To be done:
Transcribe the entries that follow exactly as they appear, minus pictures.

Raw records
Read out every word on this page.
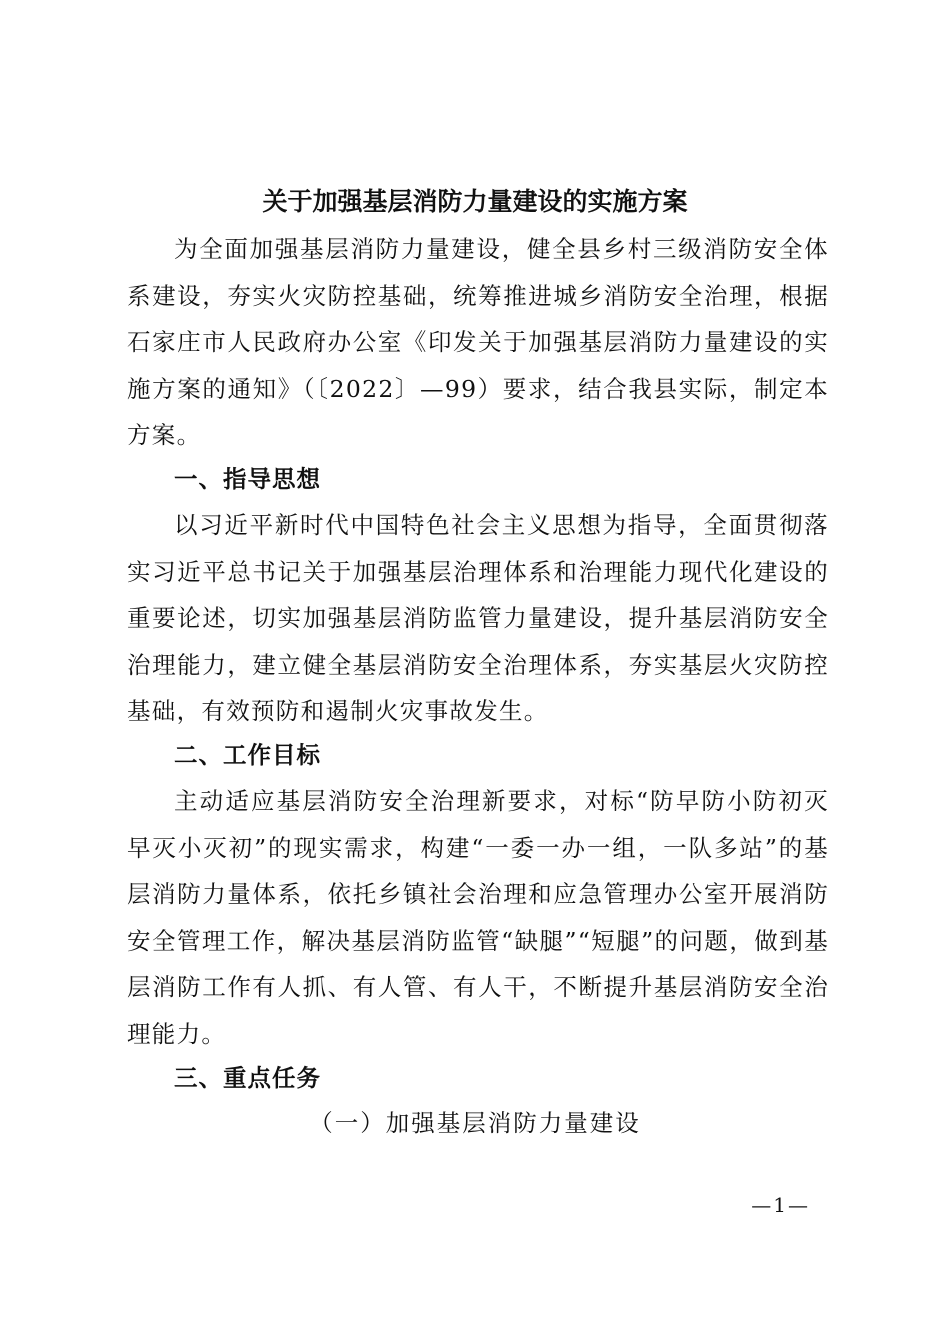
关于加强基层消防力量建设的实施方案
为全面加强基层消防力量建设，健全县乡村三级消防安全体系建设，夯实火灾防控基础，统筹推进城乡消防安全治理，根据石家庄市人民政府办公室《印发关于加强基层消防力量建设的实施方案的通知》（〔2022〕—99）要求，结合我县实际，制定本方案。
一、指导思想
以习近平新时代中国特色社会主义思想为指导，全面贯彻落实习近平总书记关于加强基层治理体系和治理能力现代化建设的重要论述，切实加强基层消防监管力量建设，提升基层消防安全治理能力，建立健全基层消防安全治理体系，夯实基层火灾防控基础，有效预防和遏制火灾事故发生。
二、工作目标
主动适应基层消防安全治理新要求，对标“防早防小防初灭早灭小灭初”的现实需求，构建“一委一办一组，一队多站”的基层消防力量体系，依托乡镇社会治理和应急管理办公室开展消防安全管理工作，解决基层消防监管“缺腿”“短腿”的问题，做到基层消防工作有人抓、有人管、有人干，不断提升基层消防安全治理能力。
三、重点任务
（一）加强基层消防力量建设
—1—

Reply to the task:
Read out every word on this page.
关于加强基层消防力量建设的实施方案
为全面加强基层消防力量建设，健全县乡村三级消防安全体系建设，夯实火灾防控基础，统筹推进城乡消防安全治理，根据石家庄市人民政府办公室《印发关于加强基层消防力量建设的实施方案的通知》（〔2022〕—99）要求，结合我县实际，制定本方案。
一、指导思想
以习近平新时代中国特色社会主义思想为指导，全面贯彻落实习近平总书记关于加强基层治理体系和治理能力现代化建设的重要论述，切实加强基层消防监管力量建设，提升基层消防安全治理能力，建立健全基层消防安全治理体系，夯实基层火灾防控基础，有效预防和遏制火灾事故发生。
二、工作目标
主动适应基层消防安全治理新要求，对标“防早防小防初灭早灭小灭初”的现实需求，构建“一委一办一组，一队多站”的基层消防力量体系，依托乡镇社会治理和应急管理办公室开展消防安全管理工作，解决基层消防监管“缺腿”“短腿”的问题，做到基层消防工作有人抓、有人管、有人干，不断提升基层消防安全治理能力。
三、重点任务
（一）加强基层消防力量建设
—1—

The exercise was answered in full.